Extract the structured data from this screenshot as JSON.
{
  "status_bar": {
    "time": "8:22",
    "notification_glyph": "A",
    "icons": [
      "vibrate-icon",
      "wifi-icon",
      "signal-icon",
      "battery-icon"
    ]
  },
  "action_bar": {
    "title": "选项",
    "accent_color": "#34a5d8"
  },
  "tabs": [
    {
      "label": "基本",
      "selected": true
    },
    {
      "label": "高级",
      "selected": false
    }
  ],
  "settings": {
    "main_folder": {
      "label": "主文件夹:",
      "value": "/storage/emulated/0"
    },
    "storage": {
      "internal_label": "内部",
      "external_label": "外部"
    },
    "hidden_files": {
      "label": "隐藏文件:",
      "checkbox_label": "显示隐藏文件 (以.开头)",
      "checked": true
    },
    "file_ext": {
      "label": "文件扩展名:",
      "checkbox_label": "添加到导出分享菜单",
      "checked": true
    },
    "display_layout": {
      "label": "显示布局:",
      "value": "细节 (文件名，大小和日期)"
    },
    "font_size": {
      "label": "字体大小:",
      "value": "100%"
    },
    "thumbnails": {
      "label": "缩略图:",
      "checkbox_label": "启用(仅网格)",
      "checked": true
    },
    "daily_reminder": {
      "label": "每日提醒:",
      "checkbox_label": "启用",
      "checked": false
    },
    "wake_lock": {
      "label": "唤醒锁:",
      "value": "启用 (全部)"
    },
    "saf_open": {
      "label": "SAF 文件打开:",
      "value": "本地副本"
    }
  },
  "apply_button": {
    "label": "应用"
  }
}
****
### Request
Copy out each line of the data where the string "value" appears.

### Expected answer
      "value": "/storage/emulated/0"
      "value": "细节 (文件名，大小和日期)"
      "value": "100%"
      "value": "启用 (全部)"
      "value": "本地副本"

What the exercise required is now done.